* begin *

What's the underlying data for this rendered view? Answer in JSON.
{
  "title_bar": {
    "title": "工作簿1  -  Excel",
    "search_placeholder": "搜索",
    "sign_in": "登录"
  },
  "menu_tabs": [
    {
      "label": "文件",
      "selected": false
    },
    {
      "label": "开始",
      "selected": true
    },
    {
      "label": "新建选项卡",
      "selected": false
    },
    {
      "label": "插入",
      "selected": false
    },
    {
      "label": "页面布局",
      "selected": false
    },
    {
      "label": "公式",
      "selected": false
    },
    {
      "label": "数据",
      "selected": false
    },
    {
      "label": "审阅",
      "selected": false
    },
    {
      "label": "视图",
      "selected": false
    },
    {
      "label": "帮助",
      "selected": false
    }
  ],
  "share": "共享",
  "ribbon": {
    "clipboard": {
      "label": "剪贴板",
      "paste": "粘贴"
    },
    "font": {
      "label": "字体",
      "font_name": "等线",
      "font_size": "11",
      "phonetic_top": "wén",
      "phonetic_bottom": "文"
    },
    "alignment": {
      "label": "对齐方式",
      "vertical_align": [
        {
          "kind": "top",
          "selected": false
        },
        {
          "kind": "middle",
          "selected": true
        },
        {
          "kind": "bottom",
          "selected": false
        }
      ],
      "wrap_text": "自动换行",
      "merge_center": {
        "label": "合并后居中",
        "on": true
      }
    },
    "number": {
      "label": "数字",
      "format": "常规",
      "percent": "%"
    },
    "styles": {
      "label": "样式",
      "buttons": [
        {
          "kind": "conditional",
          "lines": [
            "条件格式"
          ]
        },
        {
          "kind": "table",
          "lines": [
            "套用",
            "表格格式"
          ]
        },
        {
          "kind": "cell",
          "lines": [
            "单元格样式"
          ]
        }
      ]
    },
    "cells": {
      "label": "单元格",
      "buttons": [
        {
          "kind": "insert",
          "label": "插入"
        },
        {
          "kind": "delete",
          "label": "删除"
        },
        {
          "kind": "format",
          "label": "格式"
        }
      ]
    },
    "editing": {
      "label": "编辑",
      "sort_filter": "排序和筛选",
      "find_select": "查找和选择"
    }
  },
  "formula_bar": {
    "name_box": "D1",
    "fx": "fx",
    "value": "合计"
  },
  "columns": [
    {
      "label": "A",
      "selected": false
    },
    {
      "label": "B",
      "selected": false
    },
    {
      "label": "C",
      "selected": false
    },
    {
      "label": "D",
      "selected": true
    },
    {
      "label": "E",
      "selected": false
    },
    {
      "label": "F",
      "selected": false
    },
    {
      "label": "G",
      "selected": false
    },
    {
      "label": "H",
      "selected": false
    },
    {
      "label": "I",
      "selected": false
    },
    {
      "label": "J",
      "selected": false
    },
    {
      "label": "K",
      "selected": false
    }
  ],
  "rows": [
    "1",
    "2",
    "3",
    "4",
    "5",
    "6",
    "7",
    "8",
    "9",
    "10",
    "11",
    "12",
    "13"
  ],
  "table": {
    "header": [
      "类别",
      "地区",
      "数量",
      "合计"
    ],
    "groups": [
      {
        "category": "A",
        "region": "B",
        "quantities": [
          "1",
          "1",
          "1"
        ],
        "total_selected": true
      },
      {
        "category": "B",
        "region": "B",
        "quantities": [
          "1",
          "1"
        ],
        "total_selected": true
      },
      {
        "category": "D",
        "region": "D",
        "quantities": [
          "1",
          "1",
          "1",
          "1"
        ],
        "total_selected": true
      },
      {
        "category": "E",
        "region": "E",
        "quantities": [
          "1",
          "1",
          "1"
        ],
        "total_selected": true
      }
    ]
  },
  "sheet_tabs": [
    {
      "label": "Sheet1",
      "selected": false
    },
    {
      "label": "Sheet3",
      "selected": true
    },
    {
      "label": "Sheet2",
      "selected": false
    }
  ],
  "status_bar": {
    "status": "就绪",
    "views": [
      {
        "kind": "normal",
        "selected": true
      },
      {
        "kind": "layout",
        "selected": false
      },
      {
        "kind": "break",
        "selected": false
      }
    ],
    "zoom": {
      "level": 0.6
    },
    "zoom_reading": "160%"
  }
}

* end *

What is asked:
Extract each line from the listing above, please, and repeat it exactly.

Problem solution:
What's the underlying data for this rendered view? Answer in JSON.
{
  "title_bar": {
    "title": "工作簿1  -  Excel",
    "search_placeholder": "搜索",
    "sign_in": "登录"
  },
  "menu_tabs": [
    {
      "label": "文件",
      "selected": false
    },
    {
      "label": "开始",
      "selected": true
    },
    {
      "label": "新建选项卡",
      "selected": false
    },
    {
      "label": "插入",
      "selected": false
    },
    {
      "label": "页面布局",
      "selected": false
    },
    {
      "label": "公式",
      "selected": false
    },
    {
      "label": "数据",
      "selected": false
    },
    {
      "label": "审阅",
      "selected": false
    },
    {
      "label": "视图",
      "selected": false
    },
    {
      "label": "帮助",
      "selected": false
    }
  ],
  "share": "共享",
  "ribbon": {
    "clipboard": {
      "label": "剪贴板",
      "paste": "粘贴"
    },
    "font": {
      "label": "字体",
      "font_name": "等线",
      "font_size": "11",
      "phonetic_top": "wén",
      "phonetic_bottom": "文"
    },
    "alignment": {
      "label": "对齐方式",
      "vertical_align": [
        {
          "kind": "top",
          "selected": false
        },
        {
          "kind": "middle",
          "selected": true
        },
        {
          "kind": "bottom",
          "selected": false
        }
      ],
      "wrap_text": "自动换行",
      "merge_center": {
        "label": "合并后居中",
        "on": true
      }
    },
    "number": {
      "label": "数字",
      "format": "常规",
      "percent": "%"
    },
    "styles": {
      "label": "样式",
      "buttons": [
        {
          "kind": "conditional",
          "lines": [
            "条件格式"
          ]
        },
        {
          "kind": "table",
          "lines": [
            "套用",
            "表格格式"
          ]
        },
        {
          "kind": "cell",
          "lines": [
            "单元格样式"
          ]
        }
      ]
    },
    "cells": {
      "label": "单元格",
      "buttons": [
        {
          "kind": "insert",
          "label": "插入"
        },
        {
          "kind": "delete",
          "label": "删除"
        },
        {
          "kind": "format",
          "label": "格式"
        }
      ]
    },
    "editing": {
      "label": "编辑",
      "sort_filter": "排序和筛选",
      "find_select": "查找和选择"
    }
  },
  "formula_bar": {
    "name_box": "D1",
    "fx": "fx",
    "value": "合计"
  },
  "columns": [
    {
      "label": "A",
      "selected": false
    },
    {
      "label": "B",
      "selected": false
    },
    {
      "label": "C",
      "selected": false
    },
    {
      "label": "D",
      "selected": true
    },
    {
      "label": "E",
      "selected": false
    },
    {
      "label": "F",
      "selected": false
    },
    {
      "label": "G",
      "selected": false
    },
    {
      "label": "H",
      "selected": false
    },
    {
      "label": "I",
      "selected": false
    },
    {
      "label": "J",
      "selected": false
    },
    {
      "label": "K",
      "selected": false
    }
  ],
  "rows": [
    "1",
    "2",
    "3",
    "4",
    "5",
    "6",
    "7",
    "8",
    "9",
    "10",
    "11",
    "12",
    "13"
  ],
  "table": {
    "header": [
      "类别",
      "地区",
      "数量",
      "合计"
    ],
    "groups": [
      {
        "category": "A",
        "region": "B",
        "quantities": [
          "1",
          "1",
          "1"
        ],
        "total_selected": true
      },
      {
        "category": "B",
        "region": "B",
        "quantities": [
          "1",
          "1"
        ],
        "total_selected": true
      },
      {
        "category": "D",
        "region": "D",
        "quantities": [
          "1",
          "1",
          "1",
          "1"
        ],
        "total_selected": true
      },
      {
        "category": "E",
        "region": "E",
        "quantities": [
          "1",
          "1",
          "1"
        ],
        "total_selected": true
      }
    ]
  },
  "sheet_tabs": [
    {
      "label": "Sheet1",
      "selected": false
    },
    {
      "label": "Sheet3",
      "selected": true
    },
    {
      "label": "Sheet2",
      "selected": false
    }
  ],
  "status_bar": {
    "status": "就绪",
    "views": [
      {
        "kind": "normal",
        "selected": true
      },
      {
        "kind": "layout",
        "selected": false
      },
      {
        "kind": "break",
        "selected": false
      }
    ],
    "zoom": {
      "level": 0.6
    },
    "zoom_reading": "160%"
  }
}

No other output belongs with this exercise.